Aim: In the copy, keep every record exact and leave out all images.

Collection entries
────────────────────────────────────────

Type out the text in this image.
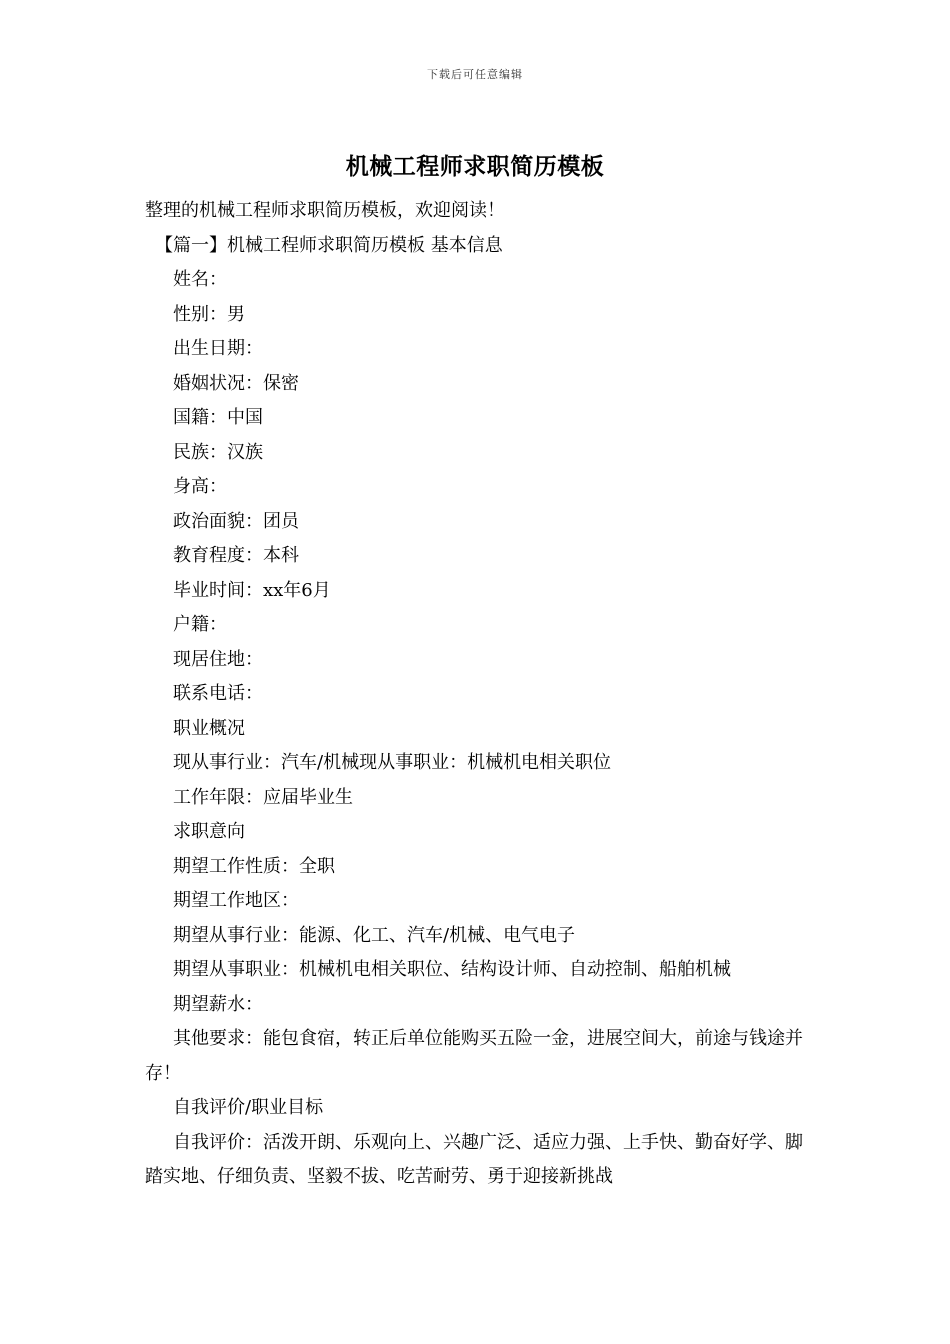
下载后可任意编辑
机械工程师求职简历模板

整理的机械工程师求职简历模板，欢迎阅读！

【篇一】机械工程师求职简历模板 基本信息

姓名：

性别：男

出生日期：

婚姻状况：保密

国籍：中国

民族：汉族

身高：

政治面貌：团员

教育程度：本科

毕业时间：xx年6月

户籍：

现居住地：

联系电话：

职业概况

现从事行业：汽车/机械现从事职业：机械机电相关职位

工作年限：应届毕业生

求职意向

期望工作性质：全职

期望工作地区：

期望从事行业：能源、化工、汽车/机械、电气电子

期望从事职业：机械机电相关职位、结构设计师、自动控制、船舶机械

期望薪水：

其他要求：能包食宿，转正后单位能购买五险一金，进展空间大，前途与钱途并存！

自我评价/职业目标

自我评价：活泼开朗、乐观向上、兴趣广泛、适应力强、上手快、勤奋好学、脚踏实地、仔细负责、坚毅不拔、吃苦耐劳、勇于迎接新挑战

────────────────────────────────────────

Answer to the task:
Type out the text in this image.
下载后可任意编辑
机械工程师求职简历模板

整理的机械工程师求职简历模板，欢迎阅读！

【篇一】机械工程师求职简历模板 基本信息

姓名：

性别：男

出生日期：

婚姻状况：保密

国籍：中国

民族：汉族

身高：

政治面貌：团员

教育程度：本科

毕业时间：xx年6月

户籍：

现居住地：

联系电话：

职业概况

现从事行业：汽车/机械现从事职业：机械机电相关职位

工作年限：应届毕业生

求职意向

期望工作性质：全职

期望工作地区：

期望从事行业：能源、化工、汽车/机械、电气电子

期望从事职业：机械机电相关职位、结构设计师、自动控制、船舶机械

期望薪水：

其他要求：能包食宿，转正后单位能购买五险一金，进展空间大，前途与钱途并存！

自我评价/职业目标

自我评价：活泼开朗、乐观向上、兴趣广泛、适应力强、上手快、勤奋好学、脚踏实地、仔细负责、坚毅不拔、吃苦耐劳、勇于迎接新挑战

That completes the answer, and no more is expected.